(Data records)
— begin —

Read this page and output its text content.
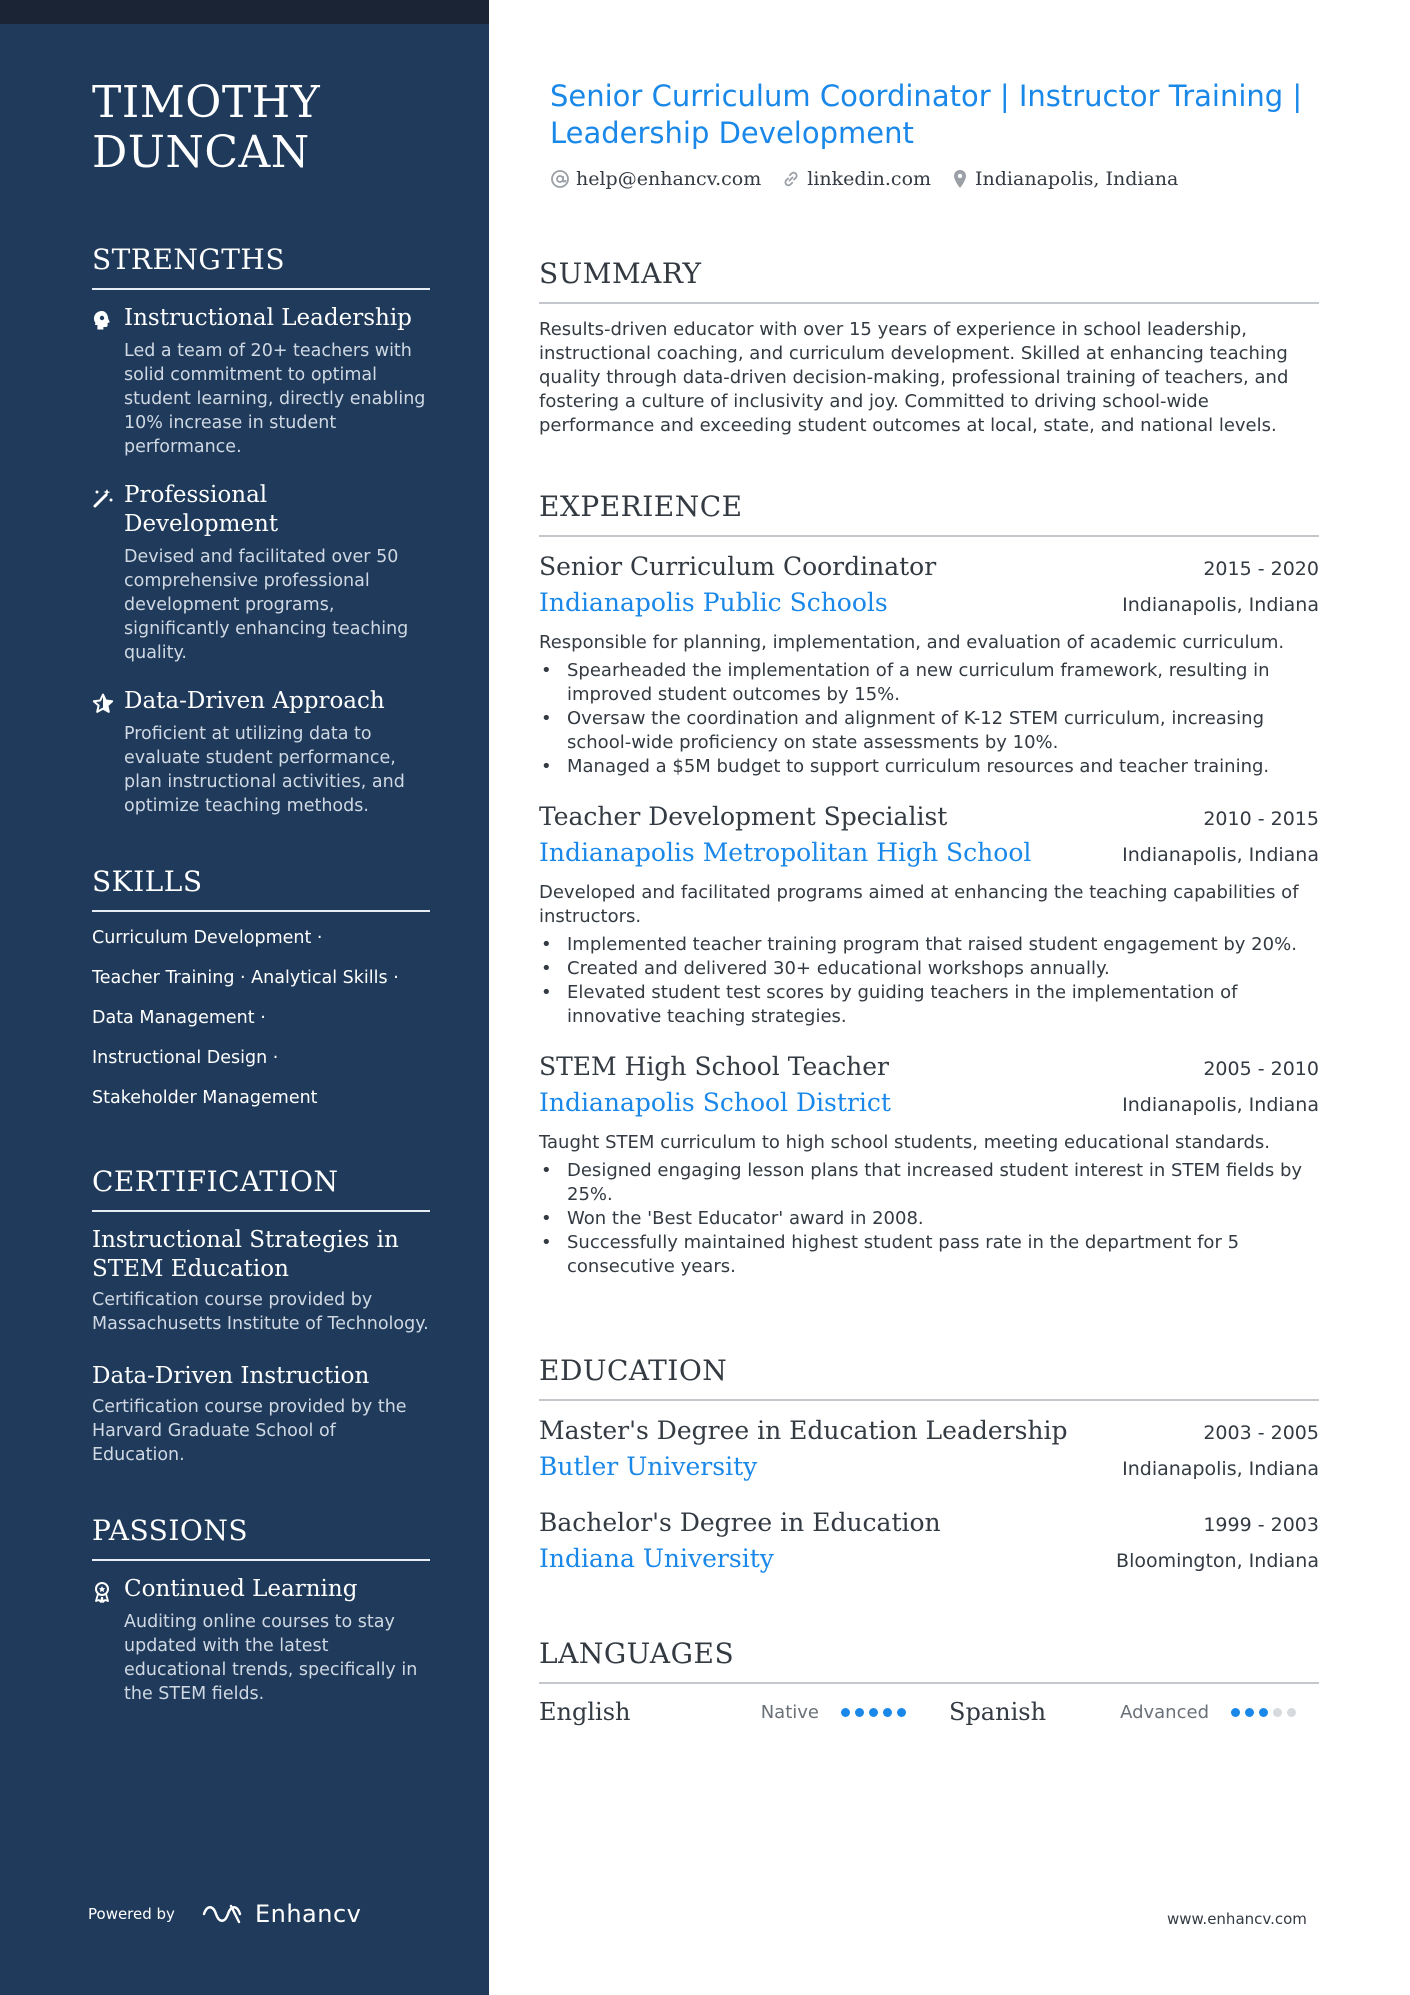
TIMOTHY
DUNCAN
STRENGTHS
Instructional Leadership
Led a team of 20+ teachers with solid commitment to optimal student learning, directly enabling 10% increase in student performance.
Professional
Development
Devised and facilitated over 50 comprehensive professional development programs, significantly enhancing teaching quality.
Data-Driven Approach
Proficient at utilizing data to evaluate student performance, plan instructional activities, and optimize teaching methods.
SKILLS
Curriculum Development ·
Teacher Training · Analytical Skills ·
Data Management ·
Instructional Design ·
Stakeholder Management
CERTIFICATION
Instructional Strategies in
STEM Education
Certification course provided by Massachusetts Institute of Technology.
Data-Driven Instruction
Certification course provided by the Harvard Graduate School of Education.
PASSIONS
Continued Learning
Auditing online courses to stay updated with the latest educational trends, specifically in the STEM fields.
Powered by	Enhancv
Senior Curriculum Coordinator | Instructor Training |
Leadership Development
help@enhancv.com linkedin.com Indianapolis, Indiana
SUMMARY
Results-driven educator with over 15 years of experience in school leadership, instructional coaching, and curriculum development. Skilled at enhancing teaching quality through data-driven decision-making, professional training of teachers, and fostering a culture of inclusivity and joy. Committed to driving school-wide performance and exceeding student outcomes at local, state, and national levels.
EXPERIENCE
Senior Curriculum Coordinator	2015 - 2020
Indianapolis Public Schools	Indianapolis, Indiana
Responsible for planning, implementation, and evaluation of academic curriculum.
• Spearheaded the implementation of a new curriculum framework, resulting in improved student outcomes by 15%.
• Oversaw the coordination and alignment of K-12 STEM curriculum, increasing school-wide proficiency on state assessments by 10%.
• Managed a $5M budget to support curriculum resources and teacher training.
Teacher Development Specialist	2010 - 2015
Indianapolis Metropolitan High School	Indianapolis, Indiana
Developed and facilitated programs aimed at enhancing the teaching capabilities of instructors.
• Implemented teacher training program that raised student engagement by 20%.
• Created and delivered 30+ educational workshops annually.
• Elevated student test scores by guiding teachers in the implementation of innovative teaching strategies.
STEM High School Teacher	2005 - 2010
Indianapolis School District	Indianapolis, Indiana
Taught STEM curriculum to high school students, meeting educational standards.
• Designed engaging lesson plans that increased student interest in STEM fields by 25%.
• Won the 'Best Educator' award in 2008.
• Successfully maintained highest student pass rate in the department for 5 consecutive years.
EDUCATION
Master's Degree in Education Leadership	2003 - 2005
Butler University	Indianapolis, Indiana
Bachelor's Degree in Education	1999 - 2003
Indiana University	Bloomington, Indiana
LANGUAGES
English	Native	Spanish	Advanced
www.enhancv.com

— end —

● **Set exercise**
Find how many lines in the listing contain the word "Indianapolis" and give that count alone.

● **Correct response**
5